__Aim__: All the data should come back exactly as it was given.

★ ★ ★

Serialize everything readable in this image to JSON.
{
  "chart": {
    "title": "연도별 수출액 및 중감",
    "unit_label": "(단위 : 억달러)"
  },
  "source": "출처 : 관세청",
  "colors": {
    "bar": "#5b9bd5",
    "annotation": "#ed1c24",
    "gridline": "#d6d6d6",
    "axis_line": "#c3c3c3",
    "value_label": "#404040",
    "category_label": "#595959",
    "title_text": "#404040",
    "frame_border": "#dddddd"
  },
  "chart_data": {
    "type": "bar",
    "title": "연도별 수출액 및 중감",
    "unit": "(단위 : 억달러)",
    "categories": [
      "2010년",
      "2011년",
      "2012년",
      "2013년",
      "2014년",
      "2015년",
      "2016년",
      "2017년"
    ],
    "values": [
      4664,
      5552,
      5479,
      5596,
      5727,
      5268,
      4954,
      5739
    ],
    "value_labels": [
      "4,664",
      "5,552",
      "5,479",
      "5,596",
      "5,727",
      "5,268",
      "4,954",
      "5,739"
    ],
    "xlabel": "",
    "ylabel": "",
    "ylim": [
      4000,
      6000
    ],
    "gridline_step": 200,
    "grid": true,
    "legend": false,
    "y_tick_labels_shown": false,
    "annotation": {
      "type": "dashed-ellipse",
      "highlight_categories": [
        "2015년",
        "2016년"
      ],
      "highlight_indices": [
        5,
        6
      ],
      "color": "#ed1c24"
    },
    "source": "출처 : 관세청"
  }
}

★ ★ ★

__Task answer__:
Serialize everything readable in this image to JSON.
{
  "chart": {
    "title": "연도별 수출액 및 중감",
    "unit_label": "(단위 : 억달러)"
  },
  "source": "출처 : 관세청",
  "colors": {
    "bar": "#5b9bd5",
    "annotation": "#ed1c24",
    "gridline": "#d6d6d6",
    "axis_line": "#c3c3c3",
    "value_label": "#404040",
    "category_label": "#595959",
    "title_text": "#404040",
    "frame_border": "#dddddd"
  },
  "chart_data": {
    "type": "bar",
    "title": "연도별 수출액 및 중감",
    "unit": "(단위 : 억달러)",
    "categories": [
      "2010년",
      "2011년",
      "2012년",
      "2013년",
      "2014년",
      "2015년",
      "2016년",
      "2017년"
    ],
    "values": [
      4664,
      5552,
      5479,
      5596,
      5727,
      5268,
      4954,
      5739
    ],
    "value_labels": [
      "4,664",
      "5,552",
      "5,479",
      "5,596",
      "5,727",
      "5,268",
      "4,954",
      "5,739"
    ],
    "xlabel": "",
    "ylabel": "",
    "ylim": [
      4000,
      6000
    ],
    "gridline_step": 200,
    "grid": true,
    "legend": false,
    "y_tick_labels_shown": false,
    "annotation": {
      "type": "dashed-ellipse",
      "highlight_categories": [
        "2015년",
        "2016년"
      ],
      "highlight_indices": [
        5,
        6
      ],
      "color": "#ed1c24"
    },
    "source": "출처 : 관세청"
  }
}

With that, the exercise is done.